┏━━

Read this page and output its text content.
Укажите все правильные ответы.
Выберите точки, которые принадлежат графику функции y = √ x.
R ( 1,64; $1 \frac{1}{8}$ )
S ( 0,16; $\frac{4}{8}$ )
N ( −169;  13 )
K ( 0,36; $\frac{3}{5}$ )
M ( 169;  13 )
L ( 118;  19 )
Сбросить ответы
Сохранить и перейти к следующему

┗━━

WHAT TO WORK ON =>
Write out all the entries exactly.

RESULT BELOW =>
Read this page and output its text content.
Укажите все правильные ответы.
Выберите точки, которые принадлежат графику функции y = √ x.
R ( 1,64; $1 \frac{1}{8}$ )
S ( 0,16; $\frac{4}{8}$ )
N ( −169;  13 )
K ( 0,36; $\frac{3}{5}$ )
M ( 169;  13 )
L ( 118;  19 )
Сбросить ответы
Сохранить и перейти к следующему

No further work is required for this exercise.